- [Records from a collection]
··········
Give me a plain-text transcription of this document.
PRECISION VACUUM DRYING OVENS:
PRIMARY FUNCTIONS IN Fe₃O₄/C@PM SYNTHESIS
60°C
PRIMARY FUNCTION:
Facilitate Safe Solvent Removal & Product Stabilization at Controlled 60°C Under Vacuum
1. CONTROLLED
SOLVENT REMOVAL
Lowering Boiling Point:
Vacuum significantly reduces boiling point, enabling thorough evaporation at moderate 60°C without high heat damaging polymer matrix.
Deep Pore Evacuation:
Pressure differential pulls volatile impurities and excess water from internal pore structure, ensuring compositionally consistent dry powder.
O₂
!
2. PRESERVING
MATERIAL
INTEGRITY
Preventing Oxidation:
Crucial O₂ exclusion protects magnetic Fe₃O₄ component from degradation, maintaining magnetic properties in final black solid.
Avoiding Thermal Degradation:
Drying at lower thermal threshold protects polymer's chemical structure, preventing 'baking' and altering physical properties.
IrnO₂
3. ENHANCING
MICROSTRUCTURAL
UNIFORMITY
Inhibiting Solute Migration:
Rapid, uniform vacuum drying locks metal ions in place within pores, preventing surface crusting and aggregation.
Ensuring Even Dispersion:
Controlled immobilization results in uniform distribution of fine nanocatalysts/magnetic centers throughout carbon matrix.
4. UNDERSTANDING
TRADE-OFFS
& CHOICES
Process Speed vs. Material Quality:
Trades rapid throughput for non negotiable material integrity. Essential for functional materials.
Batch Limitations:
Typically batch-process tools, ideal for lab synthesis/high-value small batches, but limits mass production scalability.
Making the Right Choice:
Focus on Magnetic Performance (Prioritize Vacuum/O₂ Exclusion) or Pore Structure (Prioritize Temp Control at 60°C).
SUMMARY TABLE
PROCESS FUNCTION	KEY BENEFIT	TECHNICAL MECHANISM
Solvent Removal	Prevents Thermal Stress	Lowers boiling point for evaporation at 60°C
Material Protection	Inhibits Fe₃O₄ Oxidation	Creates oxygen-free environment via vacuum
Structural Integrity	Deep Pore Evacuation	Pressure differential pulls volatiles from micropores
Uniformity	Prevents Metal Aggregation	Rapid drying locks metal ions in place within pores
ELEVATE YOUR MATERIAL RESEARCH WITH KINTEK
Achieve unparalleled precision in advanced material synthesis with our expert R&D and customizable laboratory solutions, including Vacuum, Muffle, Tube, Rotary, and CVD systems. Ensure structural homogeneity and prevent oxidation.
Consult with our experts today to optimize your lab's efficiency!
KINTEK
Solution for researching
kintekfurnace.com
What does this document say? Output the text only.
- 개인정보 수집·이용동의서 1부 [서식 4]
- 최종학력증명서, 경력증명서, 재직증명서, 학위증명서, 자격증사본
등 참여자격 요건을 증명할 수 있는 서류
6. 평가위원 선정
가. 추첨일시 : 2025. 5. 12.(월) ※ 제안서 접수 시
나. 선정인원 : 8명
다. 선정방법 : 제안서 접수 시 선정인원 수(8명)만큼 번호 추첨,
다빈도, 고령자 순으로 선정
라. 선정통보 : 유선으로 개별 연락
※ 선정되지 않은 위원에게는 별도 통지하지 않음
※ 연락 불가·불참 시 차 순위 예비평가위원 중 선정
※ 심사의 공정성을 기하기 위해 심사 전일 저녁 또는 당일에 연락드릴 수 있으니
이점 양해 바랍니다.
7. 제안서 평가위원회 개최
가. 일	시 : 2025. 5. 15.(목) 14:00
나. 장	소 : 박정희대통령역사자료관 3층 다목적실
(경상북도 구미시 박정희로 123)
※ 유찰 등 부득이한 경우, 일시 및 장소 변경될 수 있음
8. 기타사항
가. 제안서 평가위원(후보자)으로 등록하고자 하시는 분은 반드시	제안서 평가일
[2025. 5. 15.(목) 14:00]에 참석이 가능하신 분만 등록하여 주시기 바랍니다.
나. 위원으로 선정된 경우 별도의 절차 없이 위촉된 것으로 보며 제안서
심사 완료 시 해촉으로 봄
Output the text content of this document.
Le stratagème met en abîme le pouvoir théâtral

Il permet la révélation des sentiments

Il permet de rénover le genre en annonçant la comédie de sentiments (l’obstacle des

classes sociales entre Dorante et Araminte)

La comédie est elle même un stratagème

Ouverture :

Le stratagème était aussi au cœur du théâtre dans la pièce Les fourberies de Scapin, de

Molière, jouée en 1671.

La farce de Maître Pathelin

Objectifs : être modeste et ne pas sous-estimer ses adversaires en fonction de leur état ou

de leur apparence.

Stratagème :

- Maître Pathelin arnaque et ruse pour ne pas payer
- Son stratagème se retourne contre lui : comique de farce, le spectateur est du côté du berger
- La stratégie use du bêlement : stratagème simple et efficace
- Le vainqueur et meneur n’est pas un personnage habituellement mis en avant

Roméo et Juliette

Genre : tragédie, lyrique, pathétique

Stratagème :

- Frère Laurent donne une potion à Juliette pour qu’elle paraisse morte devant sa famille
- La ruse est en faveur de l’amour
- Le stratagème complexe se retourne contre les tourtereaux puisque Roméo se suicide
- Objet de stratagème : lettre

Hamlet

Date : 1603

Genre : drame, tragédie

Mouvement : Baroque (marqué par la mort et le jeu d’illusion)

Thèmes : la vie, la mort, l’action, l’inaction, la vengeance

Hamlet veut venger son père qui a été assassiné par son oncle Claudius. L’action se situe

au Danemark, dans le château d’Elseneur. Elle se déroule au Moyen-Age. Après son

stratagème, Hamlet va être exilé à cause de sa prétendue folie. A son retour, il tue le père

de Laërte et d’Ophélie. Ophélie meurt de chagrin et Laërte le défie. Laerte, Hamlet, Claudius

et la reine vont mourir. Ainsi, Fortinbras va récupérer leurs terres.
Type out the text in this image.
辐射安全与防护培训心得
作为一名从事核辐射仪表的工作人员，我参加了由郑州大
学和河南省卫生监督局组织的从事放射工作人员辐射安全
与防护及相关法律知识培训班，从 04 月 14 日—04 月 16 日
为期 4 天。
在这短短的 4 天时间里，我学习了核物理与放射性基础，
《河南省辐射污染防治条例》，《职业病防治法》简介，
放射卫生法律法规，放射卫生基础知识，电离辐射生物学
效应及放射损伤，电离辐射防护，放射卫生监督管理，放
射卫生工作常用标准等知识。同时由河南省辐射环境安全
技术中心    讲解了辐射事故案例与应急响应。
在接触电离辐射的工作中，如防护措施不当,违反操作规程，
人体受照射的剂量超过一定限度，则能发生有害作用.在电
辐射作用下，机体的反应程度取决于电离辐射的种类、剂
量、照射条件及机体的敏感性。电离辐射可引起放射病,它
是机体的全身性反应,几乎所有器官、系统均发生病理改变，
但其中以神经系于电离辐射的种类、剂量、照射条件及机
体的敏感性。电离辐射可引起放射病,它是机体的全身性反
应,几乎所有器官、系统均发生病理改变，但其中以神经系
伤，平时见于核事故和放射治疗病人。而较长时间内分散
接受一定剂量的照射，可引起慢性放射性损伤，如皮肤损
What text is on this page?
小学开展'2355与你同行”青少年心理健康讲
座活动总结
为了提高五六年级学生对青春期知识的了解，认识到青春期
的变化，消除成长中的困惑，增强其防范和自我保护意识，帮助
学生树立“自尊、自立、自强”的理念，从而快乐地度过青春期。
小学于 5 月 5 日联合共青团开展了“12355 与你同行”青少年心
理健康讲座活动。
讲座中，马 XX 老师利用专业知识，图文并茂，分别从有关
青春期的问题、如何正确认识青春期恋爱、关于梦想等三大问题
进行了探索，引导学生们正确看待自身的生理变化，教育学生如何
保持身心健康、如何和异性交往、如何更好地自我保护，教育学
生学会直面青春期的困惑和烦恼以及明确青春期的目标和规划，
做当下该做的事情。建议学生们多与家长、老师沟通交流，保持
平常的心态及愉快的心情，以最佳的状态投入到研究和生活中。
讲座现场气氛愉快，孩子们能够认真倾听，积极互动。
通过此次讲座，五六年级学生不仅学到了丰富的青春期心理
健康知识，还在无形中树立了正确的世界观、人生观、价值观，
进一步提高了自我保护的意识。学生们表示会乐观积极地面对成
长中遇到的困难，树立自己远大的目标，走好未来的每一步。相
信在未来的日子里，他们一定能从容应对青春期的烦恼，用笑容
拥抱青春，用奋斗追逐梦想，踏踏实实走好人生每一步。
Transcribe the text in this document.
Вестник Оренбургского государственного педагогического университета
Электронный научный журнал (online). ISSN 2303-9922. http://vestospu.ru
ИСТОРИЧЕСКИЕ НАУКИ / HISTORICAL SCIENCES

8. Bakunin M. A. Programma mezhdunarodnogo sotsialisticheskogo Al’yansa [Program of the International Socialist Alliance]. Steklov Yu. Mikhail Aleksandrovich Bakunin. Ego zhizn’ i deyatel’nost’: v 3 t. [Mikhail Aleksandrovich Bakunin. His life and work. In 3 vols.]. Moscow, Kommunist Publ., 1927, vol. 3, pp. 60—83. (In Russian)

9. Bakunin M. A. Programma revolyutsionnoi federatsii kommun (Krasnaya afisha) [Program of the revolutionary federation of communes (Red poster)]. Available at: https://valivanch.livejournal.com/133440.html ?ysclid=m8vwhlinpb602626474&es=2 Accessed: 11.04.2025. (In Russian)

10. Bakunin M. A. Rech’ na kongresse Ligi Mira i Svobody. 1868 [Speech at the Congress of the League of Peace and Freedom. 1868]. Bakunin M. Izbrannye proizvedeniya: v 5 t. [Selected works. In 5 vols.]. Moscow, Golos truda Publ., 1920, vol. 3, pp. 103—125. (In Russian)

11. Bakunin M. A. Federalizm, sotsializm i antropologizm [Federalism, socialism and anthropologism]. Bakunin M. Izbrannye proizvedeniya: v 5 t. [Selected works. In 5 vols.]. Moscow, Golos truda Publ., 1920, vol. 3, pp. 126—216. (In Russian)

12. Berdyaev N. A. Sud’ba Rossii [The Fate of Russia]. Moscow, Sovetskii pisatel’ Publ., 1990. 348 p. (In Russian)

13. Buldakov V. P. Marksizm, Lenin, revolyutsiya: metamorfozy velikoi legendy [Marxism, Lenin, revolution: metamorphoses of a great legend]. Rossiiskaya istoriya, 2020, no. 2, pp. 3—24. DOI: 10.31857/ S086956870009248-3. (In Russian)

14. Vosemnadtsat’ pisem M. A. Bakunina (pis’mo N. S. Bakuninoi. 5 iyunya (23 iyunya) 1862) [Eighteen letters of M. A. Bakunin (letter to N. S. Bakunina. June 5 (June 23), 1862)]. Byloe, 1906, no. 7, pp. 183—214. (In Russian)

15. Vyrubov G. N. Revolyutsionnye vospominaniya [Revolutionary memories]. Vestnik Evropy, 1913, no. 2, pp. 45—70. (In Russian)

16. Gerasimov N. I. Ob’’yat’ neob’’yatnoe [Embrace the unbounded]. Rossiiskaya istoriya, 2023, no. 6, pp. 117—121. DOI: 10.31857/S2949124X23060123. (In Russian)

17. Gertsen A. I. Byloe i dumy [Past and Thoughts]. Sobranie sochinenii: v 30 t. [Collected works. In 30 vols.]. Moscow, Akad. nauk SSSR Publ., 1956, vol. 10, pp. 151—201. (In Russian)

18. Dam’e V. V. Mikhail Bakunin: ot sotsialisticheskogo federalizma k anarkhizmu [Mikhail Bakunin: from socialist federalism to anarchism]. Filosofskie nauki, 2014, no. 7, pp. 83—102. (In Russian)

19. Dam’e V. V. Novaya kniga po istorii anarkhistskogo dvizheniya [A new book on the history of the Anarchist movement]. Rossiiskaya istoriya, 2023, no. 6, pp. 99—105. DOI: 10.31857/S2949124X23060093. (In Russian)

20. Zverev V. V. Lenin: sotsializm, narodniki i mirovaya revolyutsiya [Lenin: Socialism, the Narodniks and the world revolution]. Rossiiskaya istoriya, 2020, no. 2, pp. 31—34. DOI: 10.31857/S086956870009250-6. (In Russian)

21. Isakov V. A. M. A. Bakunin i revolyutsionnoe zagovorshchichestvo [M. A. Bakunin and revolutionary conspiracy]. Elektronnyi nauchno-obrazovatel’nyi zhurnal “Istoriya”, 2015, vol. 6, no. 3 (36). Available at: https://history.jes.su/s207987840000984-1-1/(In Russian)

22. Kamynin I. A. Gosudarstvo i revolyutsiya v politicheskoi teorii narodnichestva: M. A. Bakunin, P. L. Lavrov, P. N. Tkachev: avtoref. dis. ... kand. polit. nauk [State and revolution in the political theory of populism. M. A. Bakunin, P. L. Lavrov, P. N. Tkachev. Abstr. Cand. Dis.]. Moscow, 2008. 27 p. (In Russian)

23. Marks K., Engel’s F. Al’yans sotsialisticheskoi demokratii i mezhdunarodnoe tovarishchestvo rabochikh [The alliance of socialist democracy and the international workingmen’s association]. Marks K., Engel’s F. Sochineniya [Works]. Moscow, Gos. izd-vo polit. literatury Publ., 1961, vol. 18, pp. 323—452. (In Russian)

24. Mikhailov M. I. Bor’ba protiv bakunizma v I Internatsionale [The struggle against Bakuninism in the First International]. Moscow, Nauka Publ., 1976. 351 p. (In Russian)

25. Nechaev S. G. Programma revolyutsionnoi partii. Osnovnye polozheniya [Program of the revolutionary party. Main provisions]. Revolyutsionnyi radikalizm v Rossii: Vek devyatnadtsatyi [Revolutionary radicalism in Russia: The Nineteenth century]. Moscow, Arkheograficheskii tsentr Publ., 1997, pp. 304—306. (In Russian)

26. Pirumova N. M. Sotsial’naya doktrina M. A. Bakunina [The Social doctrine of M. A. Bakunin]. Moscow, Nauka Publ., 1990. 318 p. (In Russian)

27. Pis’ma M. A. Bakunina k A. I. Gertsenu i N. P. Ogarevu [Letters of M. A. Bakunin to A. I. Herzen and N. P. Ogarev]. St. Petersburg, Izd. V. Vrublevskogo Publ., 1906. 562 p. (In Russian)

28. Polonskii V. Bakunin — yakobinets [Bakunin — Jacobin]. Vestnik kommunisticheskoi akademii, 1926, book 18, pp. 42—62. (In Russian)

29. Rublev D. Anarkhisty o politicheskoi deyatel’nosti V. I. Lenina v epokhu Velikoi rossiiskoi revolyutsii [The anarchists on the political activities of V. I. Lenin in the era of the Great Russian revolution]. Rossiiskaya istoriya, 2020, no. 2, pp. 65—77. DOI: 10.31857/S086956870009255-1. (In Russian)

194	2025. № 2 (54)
··········
- [Brief]
Scan the data for the word "tragédie" and copy every line where it shows up.

- [Written solution]
Genre : tragédie, lyrique, pathétique
Genre : drame, tragédie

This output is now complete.